▶ Task details: Pull out every line containing the string "color".

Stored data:
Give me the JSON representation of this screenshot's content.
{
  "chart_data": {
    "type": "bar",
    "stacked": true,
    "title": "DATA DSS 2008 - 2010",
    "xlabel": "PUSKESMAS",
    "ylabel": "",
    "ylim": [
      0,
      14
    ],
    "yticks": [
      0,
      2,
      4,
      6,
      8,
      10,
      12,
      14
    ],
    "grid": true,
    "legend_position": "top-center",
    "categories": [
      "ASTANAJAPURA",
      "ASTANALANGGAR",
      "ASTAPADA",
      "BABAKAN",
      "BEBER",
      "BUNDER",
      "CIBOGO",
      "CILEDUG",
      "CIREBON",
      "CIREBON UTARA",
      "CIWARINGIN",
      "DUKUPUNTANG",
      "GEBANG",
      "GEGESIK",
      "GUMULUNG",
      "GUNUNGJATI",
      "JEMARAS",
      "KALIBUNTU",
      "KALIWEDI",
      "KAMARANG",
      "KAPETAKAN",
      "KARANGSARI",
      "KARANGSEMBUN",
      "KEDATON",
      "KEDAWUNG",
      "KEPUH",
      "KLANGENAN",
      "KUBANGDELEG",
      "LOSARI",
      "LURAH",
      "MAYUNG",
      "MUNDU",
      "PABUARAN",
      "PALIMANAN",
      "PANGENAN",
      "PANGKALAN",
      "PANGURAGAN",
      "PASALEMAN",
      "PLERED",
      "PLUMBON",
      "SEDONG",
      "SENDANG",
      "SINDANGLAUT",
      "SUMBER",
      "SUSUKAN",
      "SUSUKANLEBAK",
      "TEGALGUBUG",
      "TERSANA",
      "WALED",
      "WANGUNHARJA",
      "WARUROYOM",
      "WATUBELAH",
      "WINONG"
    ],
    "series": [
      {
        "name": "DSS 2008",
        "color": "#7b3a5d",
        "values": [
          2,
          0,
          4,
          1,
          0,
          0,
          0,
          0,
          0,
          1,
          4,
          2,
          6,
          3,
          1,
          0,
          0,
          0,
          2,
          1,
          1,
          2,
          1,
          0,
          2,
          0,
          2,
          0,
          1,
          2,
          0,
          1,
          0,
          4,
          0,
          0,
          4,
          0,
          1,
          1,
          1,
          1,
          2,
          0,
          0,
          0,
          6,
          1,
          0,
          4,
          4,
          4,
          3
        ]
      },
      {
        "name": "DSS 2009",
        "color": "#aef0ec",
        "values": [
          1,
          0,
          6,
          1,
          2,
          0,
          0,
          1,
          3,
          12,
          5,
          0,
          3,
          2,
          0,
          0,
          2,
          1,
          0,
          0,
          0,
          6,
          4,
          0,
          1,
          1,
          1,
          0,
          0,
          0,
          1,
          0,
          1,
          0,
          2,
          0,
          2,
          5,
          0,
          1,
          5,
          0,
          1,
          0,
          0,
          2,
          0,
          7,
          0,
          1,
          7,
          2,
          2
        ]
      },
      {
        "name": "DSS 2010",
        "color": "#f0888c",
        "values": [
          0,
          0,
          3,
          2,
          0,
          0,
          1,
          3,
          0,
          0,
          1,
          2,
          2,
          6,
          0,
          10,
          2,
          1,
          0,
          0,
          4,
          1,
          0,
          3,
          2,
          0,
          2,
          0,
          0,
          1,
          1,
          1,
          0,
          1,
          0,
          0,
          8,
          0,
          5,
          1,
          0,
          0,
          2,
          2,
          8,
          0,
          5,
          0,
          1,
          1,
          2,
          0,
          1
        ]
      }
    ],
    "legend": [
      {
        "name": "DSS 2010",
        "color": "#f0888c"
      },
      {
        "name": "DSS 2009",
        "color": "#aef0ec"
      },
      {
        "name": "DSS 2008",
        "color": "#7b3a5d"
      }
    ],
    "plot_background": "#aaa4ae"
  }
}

▶ Response to this task:
        "color": "#7b3a5d",
        "color": "#aef0ec",
        "color": "#f0888c",
        "color": "#f0888c"
        "color": "#aef0ec"
        "color": "#7b3a5d"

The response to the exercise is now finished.